_Short problem_
Output every line of the data exactly as it appears.

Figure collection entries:
• • •

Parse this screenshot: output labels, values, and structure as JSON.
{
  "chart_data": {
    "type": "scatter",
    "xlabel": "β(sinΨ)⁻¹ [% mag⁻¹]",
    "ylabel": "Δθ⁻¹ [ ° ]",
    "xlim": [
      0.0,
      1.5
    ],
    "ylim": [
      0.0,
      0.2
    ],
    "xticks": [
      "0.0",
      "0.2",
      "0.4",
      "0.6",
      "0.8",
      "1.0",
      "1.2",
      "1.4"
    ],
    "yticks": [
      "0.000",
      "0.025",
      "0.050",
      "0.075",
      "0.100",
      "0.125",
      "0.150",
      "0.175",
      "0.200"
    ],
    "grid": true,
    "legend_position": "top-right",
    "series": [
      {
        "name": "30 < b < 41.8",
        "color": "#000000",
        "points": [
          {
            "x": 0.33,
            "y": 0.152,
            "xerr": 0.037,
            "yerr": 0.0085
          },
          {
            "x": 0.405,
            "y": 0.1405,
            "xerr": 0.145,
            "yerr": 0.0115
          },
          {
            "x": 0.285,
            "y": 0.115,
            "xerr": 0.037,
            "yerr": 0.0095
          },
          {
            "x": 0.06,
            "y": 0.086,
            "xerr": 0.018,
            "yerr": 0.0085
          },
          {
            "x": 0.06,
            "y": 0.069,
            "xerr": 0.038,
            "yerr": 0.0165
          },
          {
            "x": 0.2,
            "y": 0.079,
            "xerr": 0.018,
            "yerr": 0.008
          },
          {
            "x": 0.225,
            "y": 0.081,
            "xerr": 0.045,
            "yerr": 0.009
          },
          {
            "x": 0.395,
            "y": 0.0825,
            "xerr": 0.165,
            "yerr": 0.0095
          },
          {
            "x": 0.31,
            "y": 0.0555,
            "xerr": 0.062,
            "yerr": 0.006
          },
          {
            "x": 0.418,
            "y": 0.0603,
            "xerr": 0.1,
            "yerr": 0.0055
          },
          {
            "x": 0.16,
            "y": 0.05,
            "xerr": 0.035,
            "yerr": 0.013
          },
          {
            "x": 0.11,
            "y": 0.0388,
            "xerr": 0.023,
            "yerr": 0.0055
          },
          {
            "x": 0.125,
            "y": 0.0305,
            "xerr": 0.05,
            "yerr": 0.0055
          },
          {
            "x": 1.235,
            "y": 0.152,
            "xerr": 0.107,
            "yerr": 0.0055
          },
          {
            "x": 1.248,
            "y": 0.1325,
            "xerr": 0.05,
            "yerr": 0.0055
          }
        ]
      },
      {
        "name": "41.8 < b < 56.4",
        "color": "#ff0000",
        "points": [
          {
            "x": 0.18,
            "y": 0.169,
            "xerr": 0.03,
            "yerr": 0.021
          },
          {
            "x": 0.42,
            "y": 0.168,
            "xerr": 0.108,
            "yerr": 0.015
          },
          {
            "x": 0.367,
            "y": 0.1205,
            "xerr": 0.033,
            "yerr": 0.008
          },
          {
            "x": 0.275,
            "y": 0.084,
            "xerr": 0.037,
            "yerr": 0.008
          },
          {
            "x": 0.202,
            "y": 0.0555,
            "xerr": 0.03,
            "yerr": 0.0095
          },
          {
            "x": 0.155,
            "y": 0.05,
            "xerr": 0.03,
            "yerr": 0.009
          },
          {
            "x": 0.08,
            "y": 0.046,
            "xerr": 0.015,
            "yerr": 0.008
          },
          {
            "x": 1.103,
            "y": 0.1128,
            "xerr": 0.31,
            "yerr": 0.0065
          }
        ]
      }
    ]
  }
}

• • •

_Answer to the task_
Parse this screenshot: output labels, values, and structure as JSON.
{
  "chart_data": {
    "type": "scatter",
    "xlabel": "β(sinΨ)⁻¹ [% mag⁻¹]",
    "ylabel": "Δθ⁻¹ [ ° ]",
    "xlim": [
      0.0,
      1.5
    ],
    "ylim": [
      0.0,
      0.2
    ],
    "xticks": [
      "0.0",
      "0.2",
      "0.4",
      "0.6",
      "0.8",
      "1.0",
      "1.2",
      "1.4"
    ],
    "yticks": [
      "0.000",
      "0.025",
      "0.050",
      "0.075",
      "0.100",
      "0.125",
      "0.150",
      "0.175",
      "0.200"
    ],
    "grid": true,
    "legend_position": "top-right",
    "series": [
      {
        "name": "30 < b < 41.8",
        "color": "#000000",
        "points": [
          {
            "x": 0.33,
            "y": 0.152,
            "xerr": 0.037,
            "yerr": 0.0085
          },
          {
            "x": 0.405,
            "y": 0.1405,
            "xerr": 0.145,
            "yerr": 0.0115
          },
          {
            "x": 0.285,
            "y": 0.115,
            "xerr": 0.037,
            "yerr": 0.0095
          },
          {
            "x": 0.06,
            "y": 0.086,
            "xerr": 0.018,
            "yerr": 0.0085
          },
          {
            "x": 0.06,
            "y": 0.069,
            "xerr": 0.038,
            "yerr": 0.0165
          },
          {
            "x": 0.2,
            "y": 0.079,
            "xerr": 0.018,
            "yerr": 0.008
          },
          {
            "x": 0.225,
            "y": 0.081,
            "xerr": 0.045,
            "yerr": 0.009
          },
          {
            "x": 0.395,
            "y": 0.0825,
            "xerr": 0.165,
            "yerr": 0.0095
          },
          {
            "x": 0.31,
            "y": 0.0555,
            "xerr": 0.062,
            "yerr": 0.006
          },
          {
            "x": 0.418,
            "y": 0.0603,
            "xerr": 0.1,
            "yerr": 0.0055
          },
          {
            "x": 0.16,
            "y": 0.05,
            "xerr": 0.035,
            "yerr": 0.013
          },
          {
            "x": 0.11,
            "y": 0.0388,
            "xerr": 0.023,
            "yerr": 0.0055
          },
          {
            "x": 0.125,
            "y": 0.0305,
            "xerr": 0.05,
            "yerr": 0.0055
          },
          {
            "x": 1.235,
            "y": 0.152,
            "xerr": 0.107,
            "yerr": 0.0055
          },
          {
            "x": 1.248,
            "y": 0.1325,
            "xerr": 0.05,
            "yerr": 0.0055
          }
        ]
      },
      {
        "name": "41.8 < b < 56.4",
        "color": "#ff0000",
        "points": [
          {
            "x": 0.18,
            "y": 0.169,
            "xerr": 0.03,
            "yerr": 0.021
          },
          {
            "x": 0.42,
            "y": 0.168,
            "xerr": 0.108,
            "yerr": 0.015
          },
          {
            "x": 0.367,
            "y": 0.1205,
            "xerr": 0.033,
            "yerr": 0.008
          },
          {
            "x": 0.275,
            "y": 0.084,
            "xerr": 0.037,
            "yerr": 0.008
          },
          {
            "x": 0.202,
            "y": 0.0555,
            "xerr": 0.03,
            "yerr": 0.0095
          },
          {
            "x": 0.155,
            "y": 0.05,
            "xerr": 0.03,
            "yerr": 0.009
          },
          {
            "x": 0.08,
            "y": 0.046,
            "xerr": 0.015,
            "yerr": 0.008
          },
          {
            "x": 1.103,
            "y": 0.1128,
            "xerr": 0.31,
            "yerr": 0.0065
          }
        ]
      }
    ]
  }
}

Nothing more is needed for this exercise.